____ EXTRACTED RECORDS
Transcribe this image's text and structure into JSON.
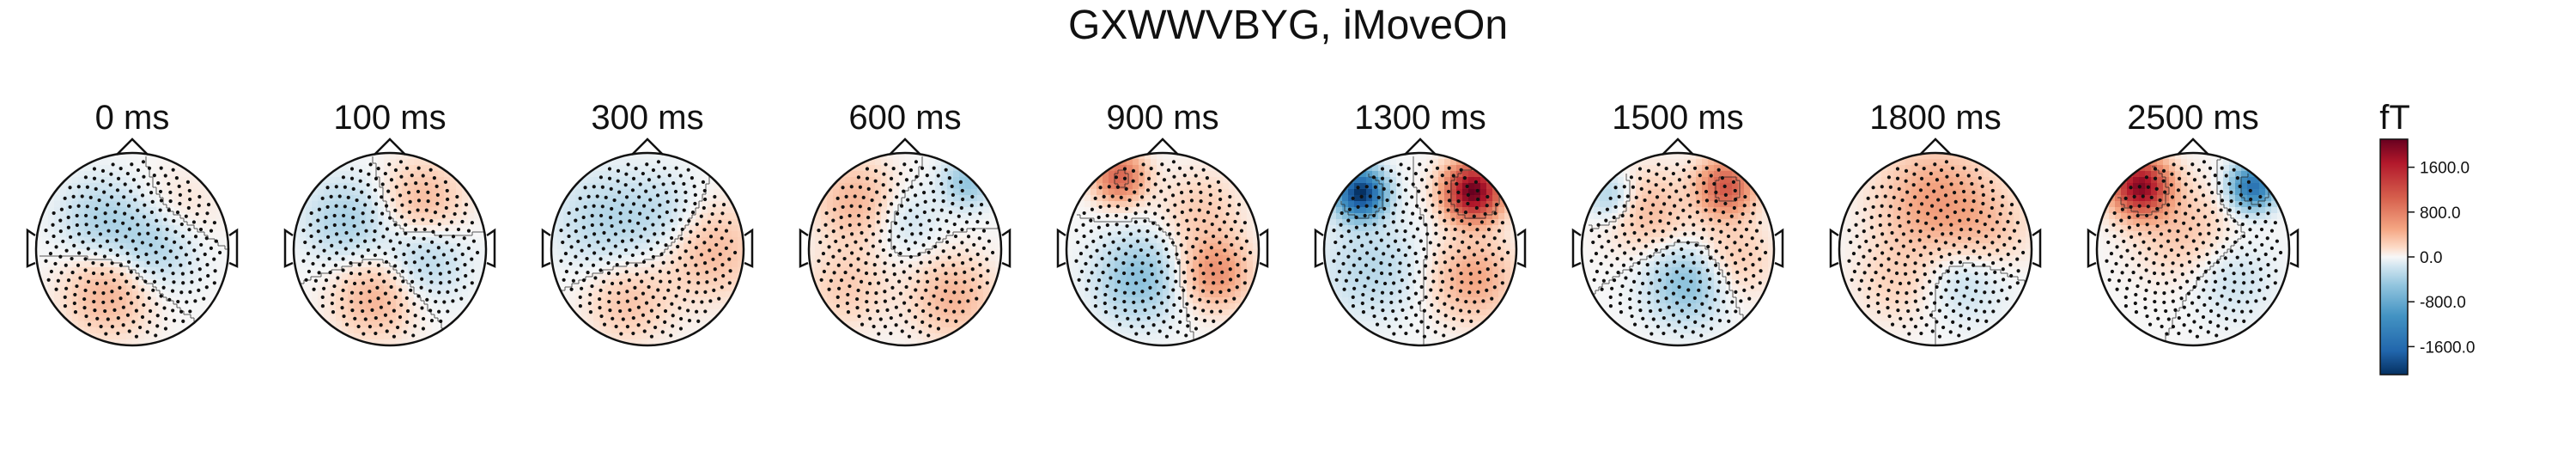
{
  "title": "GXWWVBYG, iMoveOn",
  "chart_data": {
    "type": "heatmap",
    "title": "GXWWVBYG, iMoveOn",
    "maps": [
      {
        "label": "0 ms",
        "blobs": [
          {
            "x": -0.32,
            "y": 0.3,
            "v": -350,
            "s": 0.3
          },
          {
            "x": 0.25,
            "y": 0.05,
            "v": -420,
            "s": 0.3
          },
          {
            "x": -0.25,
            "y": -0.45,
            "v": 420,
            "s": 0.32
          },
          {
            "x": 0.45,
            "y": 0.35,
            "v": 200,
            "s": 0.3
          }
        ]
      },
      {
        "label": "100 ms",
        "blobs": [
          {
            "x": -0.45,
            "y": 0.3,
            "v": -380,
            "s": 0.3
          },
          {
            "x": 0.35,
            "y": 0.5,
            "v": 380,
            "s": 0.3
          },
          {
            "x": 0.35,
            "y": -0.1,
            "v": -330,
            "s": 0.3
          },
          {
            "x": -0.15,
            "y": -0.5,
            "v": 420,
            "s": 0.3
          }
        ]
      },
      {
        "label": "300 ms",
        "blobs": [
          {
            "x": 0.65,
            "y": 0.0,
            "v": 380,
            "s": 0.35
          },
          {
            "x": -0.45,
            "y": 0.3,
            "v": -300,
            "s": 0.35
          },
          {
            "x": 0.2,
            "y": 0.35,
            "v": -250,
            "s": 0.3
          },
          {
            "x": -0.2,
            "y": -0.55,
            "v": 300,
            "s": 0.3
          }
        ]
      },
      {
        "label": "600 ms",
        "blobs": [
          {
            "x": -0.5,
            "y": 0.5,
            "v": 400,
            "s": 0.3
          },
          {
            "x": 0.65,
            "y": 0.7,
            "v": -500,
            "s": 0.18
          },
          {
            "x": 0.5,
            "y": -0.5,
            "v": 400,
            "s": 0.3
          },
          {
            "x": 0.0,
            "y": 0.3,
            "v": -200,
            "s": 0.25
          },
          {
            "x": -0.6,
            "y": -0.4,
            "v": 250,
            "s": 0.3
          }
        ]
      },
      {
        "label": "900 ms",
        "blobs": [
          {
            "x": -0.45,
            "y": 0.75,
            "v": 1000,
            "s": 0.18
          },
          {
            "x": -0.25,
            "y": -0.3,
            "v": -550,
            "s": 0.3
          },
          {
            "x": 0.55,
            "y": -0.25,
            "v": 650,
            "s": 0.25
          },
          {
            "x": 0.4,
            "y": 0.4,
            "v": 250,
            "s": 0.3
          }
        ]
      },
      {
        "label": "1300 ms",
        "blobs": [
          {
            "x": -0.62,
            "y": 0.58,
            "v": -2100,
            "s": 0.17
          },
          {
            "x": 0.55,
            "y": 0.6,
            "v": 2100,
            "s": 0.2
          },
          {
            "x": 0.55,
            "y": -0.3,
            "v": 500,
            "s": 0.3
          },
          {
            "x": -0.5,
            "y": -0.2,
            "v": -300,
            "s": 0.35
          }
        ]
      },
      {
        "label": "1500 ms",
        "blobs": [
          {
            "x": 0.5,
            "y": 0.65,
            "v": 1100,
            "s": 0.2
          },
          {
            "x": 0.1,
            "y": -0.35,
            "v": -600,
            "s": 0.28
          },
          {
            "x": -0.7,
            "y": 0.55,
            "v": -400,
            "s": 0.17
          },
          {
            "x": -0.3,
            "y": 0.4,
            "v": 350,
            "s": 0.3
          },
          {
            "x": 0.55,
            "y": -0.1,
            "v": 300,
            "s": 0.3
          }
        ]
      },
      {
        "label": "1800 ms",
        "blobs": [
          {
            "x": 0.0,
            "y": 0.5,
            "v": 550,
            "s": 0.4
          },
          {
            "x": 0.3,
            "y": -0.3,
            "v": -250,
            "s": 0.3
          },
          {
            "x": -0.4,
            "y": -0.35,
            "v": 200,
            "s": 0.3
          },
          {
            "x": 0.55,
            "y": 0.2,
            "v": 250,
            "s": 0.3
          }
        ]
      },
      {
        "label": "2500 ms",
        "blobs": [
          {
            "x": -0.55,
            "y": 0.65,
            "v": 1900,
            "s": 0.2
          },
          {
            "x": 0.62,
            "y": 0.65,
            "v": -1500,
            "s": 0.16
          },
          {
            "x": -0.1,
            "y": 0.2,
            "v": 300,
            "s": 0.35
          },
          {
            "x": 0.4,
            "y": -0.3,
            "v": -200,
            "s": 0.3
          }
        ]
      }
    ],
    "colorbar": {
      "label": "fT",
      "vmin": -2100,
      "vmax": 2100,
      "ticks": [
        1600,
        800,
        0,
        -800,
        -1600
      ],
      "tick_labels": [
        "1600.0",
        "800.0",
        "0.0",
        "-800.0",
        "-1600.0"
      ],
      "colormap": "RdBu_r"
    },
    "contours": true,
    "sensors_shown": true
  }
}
________
* WORK TO COMPLETE
Report back each line of the entries that holds the string "GXWWVBYG".

* TASK RESPONSE
  "title": "GXWWVBYG, iMoveOn",
    "title": "GXWWVBYG, iMoveOn",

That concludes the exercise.